> Task requirements
Will you give every entry again exactly as it stands?

***

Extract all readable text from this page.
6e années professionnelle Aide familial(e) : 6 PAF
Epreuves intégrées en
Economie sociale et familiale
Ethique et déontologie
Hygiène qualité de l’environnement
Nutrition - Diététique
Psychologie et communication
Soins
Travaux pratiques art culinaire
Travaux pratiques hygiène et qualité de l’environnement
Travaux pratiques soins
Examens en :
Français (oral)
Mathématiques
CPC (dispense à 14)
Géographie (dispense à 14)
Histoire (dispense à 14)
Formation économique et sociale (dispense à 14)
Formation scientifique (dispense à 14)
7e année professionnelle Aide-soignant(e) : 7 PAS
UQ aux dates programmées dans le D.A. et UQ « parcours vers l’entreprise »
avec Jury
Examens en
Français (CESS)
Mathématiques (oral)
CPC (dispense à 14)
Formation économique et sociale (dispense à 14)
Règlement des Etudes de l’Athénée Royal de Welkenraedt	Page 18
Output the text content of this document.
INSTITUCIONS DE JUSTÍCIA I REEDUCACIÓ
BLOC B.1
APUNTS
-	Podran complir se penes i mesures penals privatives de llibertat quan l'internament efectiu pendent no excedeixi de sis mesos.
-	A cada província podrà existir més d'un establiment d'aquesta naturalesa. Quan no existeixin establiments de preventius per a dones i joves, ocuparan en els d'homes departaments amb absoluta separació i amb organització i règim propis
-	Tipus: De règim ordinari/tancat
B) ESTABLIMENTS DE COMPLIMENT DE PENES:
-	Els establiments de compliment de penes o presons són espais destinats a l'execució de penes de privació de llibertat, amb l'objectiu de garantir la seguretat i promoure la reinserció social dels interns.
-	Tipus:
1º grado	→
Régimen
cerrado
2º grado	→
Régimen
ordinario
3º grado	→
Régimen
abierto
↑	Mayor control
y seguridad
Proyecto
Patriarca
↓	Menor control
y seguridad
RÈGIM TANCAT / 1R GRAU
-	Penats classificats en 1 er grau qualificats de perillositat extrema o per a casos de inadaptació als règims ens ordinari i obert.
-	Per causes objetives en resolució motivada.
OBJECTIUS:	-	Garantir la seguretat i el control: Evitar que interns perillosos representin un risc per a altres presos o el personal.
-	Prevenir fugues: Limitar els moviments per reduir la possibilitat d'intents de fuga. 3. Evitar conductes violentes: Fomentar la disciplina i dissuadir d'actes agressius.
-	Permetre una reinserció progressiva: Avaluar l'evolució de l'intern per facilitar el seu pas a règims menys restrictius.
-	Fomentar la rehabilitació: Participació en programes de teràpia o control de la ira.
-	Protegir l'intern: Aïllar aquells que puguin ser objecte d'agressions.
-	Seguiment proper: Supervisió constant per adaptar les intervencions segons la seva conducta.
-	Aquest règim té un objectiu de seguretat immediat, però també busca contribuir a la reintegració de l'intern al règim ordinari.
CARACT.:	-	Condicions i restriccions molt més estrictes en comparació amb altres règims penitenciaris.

***

> Written solution
Extract all readable text from this page.
6e années professionnelle Aide familial(e) : 6 PAF
Epreuves intégrées en
Economie sociale et familiale
Ethique et déontologie
Hygiène qualité de l’environnement
Nutrition - Diététique
Psychologie et communication
Soins
Travaux pratiques art culinaire
Travaux pratiques hygiène et qualité de l’environnement
Travaux pratiques soins
Examens en :
Français (oral)
Mathématiques
CPC (dispense à 14)
Géographie (dispense à 14)
Histoire (dispense à 14)
Formation économique et sociale (dispense à 14)
Formation scientifique (dispense à 14)
7e année professionnelle Aide-soignant(e) : 7 PAS
UQ aux dates programmées dans le D.A. et UQ « parcours vers l’entreprise »
avec Jury
Examens en
Français (CESS)
Mathématiques (oral)
CPC (dispense à 14)
Formation économique et sociale (dispense à 14)
Règlement des Etudes de l’Athénée Royal de Welkenraedt	Page 18
Output the text content of this document.
INSTITUCIONS DE JUSTÍCIA I REEDUCACIÓ
BLOC B.1
APUNTS
-	Podran complir se penes i mesures penals privatives de llibertat quan l'internament efectiu pendent no excedeixi de sis mesos.
-	A cada província podrà existir més d'un establiment d'aquesta naturalesa. Quan no existeixin establiments de preventius per a dones i joves, ocuparan en els d'homes departaments amb absoluta separació i amb organització i règim propis
-	Tipus: De règim ordinari/tancat
B) ESTABLIMENTS DE COMPLIMENT DE PENES:
-	Els establiments de compliment de penes o presons són espais destinats a l'execució de penes de privació de llibertat, amb l'objectiu de garantir la seguretat i promoure la reinserció social dels interns.
-	Tipus:
1º grado	→
Régimen
cerrado
2º grado	→
Régimen
ordinario
3º grado	→
Régimen
abierto
↑	Mayor control
y seguridad
Proyecto
Patriarca
↓	Menor control
y seguridad
RÈGIM TANCAT / 1R GRAU
-	Penats classificats en 1 er grau qualificats de perillositat extrema o per a casos de inadaptació als règims ens ordinari i obert.
-	Per causes objetives en resolució motivada.
OBJECTIUS:	-	Garantir la seguretat i el control: Evitar que interns perillosos representin un risc per a altres presos o el personal.
-	Prevenir fugues: Limitar els moviments per reduir la possibilitat d'intents de fuga. 3. Evitar conductes violentes: Fomentar la disciplina i dissuadir d'actes agressius.
-	Permetre una reinserció progressiva: Avaluar l'evolució de l'intern per facilitar el seu pas a règims menys restrictius.
-	Fomentar la rehabilitació: Participació en programes de teràpia o control de la ira.
-	Protegir l'intern: Aïllar aquells que puguin ser objecte d'agressions.
-	Seguiment proper: Supervisió constant per adaptar les intervencions segons la seva conducta.
-	Aquest règim té un objectiu de seguretat immediat, però també busca contribuir a la reintegració de l'intern al règim ordinari.
CARACT.:	-	Condicions i restriccions molt més estrictes en comparació amb altres règims penitenciaris.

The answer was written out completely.